Copy out the data starting at its first line and ending at the line that contains "file-status-text: No file", including both of those lines.
-- Begin MATERIAL PROVIDED --
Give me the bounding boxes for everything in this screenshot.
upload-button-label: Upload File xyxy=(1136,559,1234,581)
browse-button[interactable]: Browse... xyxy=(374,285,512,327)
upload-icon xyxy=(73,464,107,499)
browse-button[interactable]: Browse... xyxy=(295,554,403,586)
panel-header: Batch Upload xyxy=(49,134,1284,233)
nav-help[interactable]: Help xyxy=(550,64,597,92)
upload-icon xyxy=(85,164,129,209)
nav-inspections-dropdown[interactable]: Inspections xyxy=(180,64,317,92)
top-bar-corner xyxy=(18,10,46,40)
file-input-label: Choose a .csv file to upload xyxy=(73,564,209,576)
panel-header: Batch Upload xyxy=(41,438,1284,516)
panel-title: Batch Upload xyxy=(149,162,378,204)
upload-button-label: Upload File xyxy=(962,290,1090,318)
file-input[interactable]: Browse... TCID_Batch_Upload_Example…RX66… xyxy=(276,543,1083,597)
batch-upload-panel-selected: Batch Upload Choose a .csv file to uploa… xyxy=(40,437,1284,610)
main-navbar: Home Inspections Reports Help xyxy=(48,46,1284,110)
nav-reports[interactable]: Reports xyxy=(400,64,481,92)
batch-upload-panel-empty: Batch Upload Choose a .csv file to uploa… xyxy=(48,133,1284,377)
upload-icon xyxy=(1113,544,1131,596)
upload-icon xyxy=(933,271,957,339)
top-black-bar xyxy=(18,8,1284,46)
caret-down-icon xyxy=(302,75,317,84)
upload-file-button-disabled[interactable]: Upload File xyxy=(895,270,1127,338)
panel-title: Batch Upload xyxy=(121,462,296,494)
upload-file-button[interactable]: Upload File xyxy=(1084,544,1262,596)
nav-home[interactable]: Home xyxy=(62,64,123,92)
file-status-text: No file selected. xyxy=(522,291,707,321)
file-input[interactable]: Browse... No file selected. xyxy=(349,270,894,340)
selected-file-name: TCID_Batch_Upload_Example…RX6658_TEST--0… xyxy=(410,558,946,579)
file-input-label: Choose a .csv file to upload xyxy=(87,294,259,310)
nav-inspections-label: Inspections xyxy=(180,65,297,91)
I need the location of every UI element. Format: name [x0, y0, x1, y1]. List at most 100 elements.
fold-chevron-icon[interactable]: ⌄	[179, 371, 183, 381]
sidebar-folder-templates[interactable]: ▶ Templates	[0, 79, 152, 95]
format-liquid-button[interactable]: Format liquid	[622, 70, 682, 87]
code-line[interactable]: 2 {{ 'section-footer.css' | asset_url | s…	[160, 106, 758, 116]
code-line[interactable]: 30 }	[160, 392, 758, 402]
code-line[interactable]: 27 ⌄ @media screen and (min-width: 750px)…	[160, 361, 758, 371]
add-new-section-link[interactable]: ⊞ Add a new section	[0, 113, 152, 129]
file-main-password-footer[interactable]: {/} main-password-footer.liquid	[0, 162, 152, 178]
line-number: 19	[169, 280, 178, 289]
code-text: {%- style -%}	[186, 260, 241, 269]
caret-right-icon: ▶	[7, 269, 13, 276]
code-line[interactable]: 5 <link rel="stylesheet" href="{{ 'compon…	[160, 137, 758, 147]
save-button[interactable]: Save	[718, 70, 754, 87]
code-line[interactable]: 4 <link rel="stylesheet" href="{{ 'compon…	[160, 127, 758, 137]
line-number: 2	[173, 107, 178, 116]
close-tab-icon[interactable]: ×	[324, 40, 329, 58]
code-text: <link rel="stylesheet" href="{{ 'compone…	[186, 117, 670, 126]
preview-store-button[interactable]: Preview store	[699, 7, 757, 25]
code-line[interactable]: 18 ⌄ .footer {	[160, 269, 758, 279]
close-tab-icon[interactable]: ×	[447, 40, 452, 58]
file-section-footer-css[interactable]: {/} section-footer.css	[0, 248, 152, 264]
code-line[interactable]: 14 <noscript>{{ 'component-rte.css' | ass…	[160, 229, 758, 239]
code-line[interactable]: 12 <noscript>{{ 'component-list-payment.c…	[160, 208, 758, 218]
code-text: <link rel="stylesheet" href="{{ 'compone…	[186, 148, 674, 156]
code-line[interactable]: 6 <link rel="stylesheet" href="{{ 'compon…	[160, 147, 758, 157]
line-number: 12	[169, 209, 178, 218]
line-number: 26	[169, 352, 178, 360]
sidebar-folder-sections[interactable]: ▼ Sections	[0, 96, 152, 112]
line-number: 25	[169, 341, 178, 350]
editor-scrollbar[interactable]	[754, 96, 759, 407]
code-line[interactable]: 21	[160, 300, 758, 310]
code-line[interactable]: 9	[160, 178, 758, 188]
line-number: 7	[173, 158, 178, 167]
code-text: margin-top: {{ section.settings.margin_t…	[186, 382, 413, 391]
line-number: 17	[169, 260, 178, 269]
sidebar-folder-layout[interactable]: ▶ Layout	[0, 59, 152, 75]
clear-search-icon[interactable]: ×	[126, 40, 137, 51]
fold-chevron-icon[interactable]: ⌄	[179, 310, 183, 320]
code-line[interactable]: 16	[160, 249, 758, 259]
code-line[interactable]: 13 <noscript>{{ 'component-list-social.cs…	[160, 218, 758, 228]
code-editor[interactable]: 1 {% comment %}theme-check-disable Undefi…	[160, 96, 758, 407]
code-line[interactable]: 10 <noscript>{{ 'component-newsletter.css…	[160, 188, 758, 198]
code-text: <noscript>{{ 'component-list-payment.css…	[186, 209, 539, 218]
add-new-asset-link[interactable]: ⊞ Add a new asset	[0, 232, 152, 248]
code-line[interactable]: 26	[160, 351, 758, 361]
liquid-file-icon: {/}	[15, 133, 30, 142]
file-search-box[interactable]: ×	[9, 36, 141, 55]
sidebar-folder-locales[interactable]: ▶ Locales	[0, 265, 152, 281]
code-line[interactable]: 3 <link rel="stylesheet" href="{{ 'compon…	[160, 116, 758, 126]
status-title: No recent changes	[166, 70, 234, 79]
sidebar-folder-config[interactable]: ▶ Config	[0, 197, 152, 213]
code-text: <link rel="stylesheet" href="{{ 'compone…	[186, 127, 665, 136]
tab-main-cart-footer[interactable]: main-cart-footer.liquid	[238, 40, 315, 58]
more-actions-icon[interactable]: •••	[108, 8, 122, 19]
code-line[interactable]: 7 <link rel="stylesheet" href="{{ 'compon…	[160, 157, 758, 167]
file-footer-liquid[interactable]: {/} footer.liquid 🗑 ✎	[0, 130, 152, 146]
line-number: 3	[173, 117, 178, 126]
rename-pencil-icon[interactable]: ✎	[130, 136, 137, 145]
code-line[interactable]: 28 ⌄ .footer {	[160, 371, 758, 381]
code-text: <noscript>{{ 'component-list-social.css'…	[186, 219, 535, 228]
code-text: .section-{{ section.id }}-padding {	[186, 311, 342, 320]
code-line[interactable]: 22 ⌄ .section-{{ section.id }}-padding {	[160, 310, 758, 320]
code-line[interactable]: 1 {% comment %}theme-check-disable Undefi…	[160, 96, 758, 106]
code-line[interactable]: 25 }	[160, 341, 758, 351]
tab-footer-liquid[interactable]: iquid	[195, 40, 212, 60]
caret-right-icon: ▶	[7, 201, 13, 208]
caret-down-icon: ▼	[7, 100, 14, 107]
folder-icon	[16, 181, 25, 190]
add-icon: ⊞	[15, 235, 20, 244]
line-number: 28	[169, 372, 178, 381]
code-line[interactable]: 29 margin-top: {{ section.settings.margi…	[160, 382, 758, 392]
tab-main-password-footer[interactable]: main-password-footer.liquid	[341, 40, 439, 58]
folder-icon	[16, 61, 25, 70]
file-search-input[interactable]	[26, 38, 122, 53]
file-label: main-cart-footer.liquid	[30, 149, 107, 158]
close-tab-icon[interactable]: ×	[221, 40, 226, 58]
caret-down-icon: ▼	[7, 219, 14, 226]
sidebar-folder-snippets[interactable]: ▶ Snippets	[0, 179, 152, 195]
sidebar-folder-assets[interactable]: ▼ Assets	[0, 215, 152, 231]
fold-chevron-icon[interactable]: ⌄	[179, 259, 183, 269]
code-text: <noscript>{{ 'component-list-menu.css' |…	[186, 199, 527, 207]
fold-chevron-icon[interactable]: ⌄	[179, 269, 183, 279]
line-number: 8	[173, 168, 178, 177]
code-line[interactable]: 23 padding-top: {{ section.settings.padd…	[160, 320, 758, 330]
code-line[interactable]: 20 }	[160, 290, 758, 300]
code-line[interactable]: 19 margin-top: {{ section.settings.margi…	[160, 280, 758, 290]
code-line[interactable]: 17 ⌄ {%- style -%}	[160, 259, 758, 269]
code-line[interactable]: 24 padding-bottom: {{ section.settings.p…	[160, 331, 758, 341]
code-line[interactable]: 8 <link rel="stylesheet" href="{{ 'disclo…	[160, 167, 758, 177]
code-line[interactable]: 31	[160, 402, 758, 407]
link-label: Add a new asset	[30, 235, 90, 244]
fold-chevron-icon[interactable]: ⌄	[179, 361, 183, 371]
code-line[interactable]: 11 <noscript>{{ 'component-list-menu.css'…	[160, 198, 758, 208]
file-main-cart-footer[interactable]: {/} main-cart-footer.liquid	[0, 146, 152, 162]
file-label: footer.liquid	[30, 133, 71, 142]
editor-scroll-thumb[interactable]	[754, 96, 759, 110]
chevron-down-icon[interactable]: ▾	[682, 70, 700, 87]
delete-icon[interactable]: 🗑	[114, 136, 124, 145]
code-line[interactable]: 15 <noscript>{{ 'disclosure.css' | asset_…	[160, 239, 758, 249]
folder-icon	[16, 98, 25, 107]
-- End MATERIAL PROVIDED --
# [ANSWER]
Give me the bounding boxes for everything in this screenshot.
upload-button-label: Upload File xyxy=(1136,559,1234,581)
browse-button[interactable]: Browse... xyxy=(374,285,512,327)
upload-icon xyxy=(73,464,107,499)
browse-button[interactable]: Browse... xyxy=(295,554,403,586)
panel-header: Batch Upload xyxy=(49,134,1284,233)
nav-help[interactable]: Help xyxy=(550,64,597,92)
upload-icon xyxy=(85,164,129,209)
nav-inspections-dropdown[interactable]: Inspections xyxy=(180,64,317,92)
top-bar-corner xyxy=(18,10,46,40)
file-input-label: Choose a .csv file to upload xyxy=(73,564,209,576)
panel-header: Batch Upload xyxy=(41,438,1284,516)
panel-title: Batch Upload xyxy=(149,162,378,204)
upload-button-label: Upload File xyxy=(962,290,1090,318)
file-input[interactable]: Browse... TCID_Batch_Upload_Example…RX66… xyxy=(276,543,1083,597)
batch-upload-panel-selected: Batch Upload Choose a .csv file to uploa… xyxy=(40,437,1284,610)
main-navbar: Home Inspections Reports Help xyxy=(48,46,1284,110)
nav-reports[interactable]: Reports xyxy=(400,64,481,92)
batch-upload-panel-empty: Batch Upload Choose a .csv file to uploa… xyxy=(48,133,1284,377)
upload-icon xyxy=(1113,544,1131,596)
upload-icon xyxy=(933,271,957,339)
top-black-bar xyxy=(18,8,1284,46)
caret-down-icon xyxy=(302,75,317,84)
upload-file-button-disabled[interactable]: Upload File xyxy=(895,270,1127,338)
panel-title: Batch Upload xyxy=(121,462,296,494)
upload-file-button[interactable]: Upload File xyxy=(1084,544,1262,596)
nav-home[interactable]: Home xyxy=(62,64,123,92)
file-status-text: No file selected. xyxy=(522,291,707,321)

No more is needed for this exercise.